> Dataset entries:
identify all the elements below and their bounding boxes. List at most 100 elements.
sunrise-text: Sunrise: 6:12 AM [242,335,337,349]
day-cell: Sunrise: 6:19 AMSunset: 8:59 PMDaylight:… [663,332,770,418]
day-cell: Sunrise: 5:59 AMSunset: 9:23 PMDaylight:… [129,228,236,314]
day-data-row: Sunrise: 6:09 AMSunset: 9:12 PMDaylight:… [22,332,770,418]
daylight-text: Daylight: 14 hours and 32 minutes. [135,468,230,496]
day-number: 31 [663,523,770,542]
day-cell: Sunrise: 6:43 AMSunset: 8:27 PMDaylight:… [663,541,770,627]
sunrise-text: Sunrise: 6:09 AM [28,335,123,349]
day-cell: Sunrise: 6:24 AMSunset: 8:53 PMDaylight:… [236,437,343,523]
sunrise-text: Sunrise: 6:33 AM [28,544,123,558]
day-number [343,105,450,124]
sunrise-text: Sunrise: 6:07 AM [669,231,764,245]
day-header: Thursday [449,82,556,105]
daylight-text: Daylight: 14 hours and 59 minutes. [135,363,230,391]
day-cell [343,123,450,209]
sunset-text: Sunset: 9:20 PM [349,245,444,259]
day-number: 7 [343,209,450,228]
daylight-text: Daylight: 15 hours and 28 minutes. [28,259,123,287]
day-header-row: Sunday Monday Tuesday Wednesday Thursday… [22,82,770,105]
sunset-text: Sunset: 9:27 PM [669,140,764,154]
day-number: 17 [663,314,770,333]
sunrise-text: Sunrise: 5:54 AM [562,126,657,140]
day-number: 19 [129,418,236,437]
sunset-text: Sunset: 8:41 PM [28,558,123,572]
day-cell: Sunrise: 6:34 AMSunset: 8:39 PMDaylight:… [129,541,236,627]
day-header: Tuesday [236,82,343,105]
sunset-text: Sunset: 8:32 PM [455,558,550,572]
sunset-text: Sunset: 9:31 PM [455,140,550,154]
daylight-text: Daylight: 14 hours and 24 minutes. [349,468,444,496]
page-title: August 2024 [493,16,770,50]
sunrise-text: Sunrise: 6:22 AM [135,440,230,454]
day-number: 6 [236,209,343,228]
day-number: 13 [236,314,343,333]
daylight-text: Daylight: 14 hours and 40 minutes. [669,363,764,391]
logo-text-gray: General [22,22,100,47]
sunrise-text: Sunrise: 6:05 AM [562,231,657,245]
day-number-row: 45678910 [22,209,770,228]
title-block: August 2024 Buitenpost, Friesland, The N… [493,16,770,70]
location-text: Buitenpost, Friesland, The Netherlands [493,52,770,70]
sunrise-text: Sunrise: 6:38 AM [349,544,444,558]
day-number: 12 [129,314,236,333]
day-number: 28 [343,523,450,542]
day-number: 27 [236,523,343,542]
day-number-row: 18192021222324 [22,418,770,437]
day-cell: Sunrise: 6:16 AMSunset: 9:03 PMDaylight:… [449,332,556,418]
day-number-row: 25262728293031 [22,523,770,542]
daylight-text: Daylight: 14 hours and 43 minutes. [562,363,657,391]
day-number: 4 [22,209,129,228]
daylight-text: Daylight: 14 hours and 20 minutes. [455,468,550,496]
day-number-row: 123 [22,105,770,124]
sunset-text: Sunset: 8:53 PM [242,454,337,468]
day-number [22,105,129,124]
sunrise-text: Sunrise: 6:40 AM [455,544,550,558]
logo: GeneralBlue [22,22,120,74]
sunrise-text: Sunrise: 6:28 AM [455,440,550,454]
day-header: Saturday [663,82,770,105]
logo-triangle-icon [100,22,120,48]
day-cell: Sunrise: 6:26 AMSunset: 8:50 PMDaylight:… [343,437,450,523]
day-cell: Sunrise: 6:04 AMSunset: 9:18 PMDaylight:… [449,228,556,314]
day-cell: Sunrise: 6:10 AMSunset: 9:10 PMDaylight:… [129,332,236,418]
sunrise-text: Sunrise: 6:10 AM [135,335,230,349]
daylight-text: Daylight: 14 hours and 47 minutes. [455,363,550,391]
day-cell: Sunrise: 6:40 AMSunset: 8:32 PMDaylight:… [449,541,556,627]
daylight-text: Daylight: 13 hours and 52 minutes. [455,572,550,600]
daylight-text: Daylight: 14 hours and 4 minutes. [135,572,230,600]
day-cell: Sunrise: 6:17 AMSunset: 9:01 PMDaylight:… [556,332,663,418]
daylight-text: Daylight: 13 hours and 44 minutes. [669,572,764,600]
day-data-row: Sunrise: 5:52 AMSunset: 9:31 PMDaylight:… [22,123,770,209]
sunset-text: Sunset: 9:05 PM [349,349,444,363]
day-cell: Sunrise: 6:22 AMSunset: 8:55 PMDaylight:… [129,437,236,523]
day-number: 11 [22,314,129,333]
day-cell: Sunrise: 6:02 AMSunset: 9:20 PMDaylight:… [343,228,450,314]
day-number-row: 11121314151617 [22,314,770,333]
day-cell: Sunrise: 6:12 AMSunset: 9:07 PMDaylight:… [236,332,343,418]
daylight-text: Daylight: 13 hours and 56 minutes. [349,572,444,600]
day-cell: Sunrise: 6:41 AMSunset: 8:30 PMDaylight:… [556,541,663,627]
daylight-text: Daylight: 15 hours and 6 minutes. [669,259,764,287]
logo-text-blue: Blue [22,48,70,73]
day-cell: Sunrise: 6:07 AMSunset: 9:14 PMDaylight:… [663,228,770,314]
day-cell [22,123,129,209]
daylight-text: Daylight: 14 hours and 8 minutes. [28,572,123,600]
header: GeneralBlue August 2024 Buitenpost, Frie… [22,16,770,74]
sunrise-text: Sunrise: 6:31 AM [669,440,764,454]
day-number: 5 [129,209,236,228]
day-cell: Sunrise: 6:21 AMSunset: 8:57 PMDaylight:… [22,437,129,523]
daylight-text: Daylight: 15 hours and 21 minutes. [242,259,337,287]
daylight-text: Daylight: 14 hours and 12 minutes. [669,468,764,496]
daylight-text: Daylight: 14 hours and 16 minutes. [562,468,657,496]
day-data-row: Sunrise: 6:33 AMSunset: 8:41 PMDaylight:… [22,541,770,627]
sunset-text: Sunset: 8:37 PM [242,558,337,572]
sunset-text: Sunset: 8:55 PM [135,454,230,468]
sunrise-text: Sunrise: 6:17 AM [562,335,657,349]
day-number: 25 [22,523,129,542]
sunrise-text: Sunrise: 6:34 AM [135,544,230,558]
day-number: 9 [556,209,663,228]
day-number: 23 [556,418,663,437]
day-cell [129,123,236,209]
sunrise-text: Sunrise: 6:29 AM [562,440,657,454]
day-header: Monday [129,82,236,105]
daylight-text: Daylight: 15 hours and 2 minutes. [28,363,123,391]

> Directions: Copy out the data from its beginning through the line containing "day-number: 17 [663,314,770,333]", keeping each line as it appears, with both ends included.

> Output of the task:
identify all the elements below and their bounding boxes. List at most 100 elements.
sunrise-text: Sunrise: 6:12 AM [242,335,337,349]
day-cell: Sunrise: 6:19 AMSunset: 8:59 PMDaylight:… [663,332,770,418]
day-cell: Sunrise: 5:59 AMSunset: 9:23 PMDaylight:… [129,228,236,314]
day-data-row: Sunrise: 6:09 AMSunset: 9:12 PMDaylight:… [22,332,770,418]
daylight-text: Daylight: 14 hours and 32 minutes. [135,468,230,496]
day-number: 31 [663,523,770,542]
day-cell: Sunrise: 6:43 AMSunset: 8:27 PMDaylight:… [663,541,770,627]
sunrise-text: Sunrise: 6:09 AM [28,335,123,349]
day-cell: Sunrise: 6:24 AMSunset: 8:53 PMDaylight:… [236,437,343,523]
sunrise-text: Sunrise: 6:33 AM [28,544,123,558]
day-number [343,105,450,124]
sunrise-text: Sunrise: 6:07 AM [669,231,764,245]
day-header: Thursday [449,82,556,105]
daylight-text: Daylight: 14 hours and 59 minutes. [135,363,230,391]
day-cell [343,123,450,209]
sunset-text: Sunset: 9:20 PM [349,245,444,259]
day-number: 7 [343,209,450,228]
daylight-text: Daylight: 15 hours and 28 minutes. [28,259,123,287]
day-header-row: Sunday Monday Tuesday Wednesday Thursday… [22,82,770,105]
sunset-text: Sunset: 9:27 PM [669,140,764,154]
day-number: 17 [663,314,770,333]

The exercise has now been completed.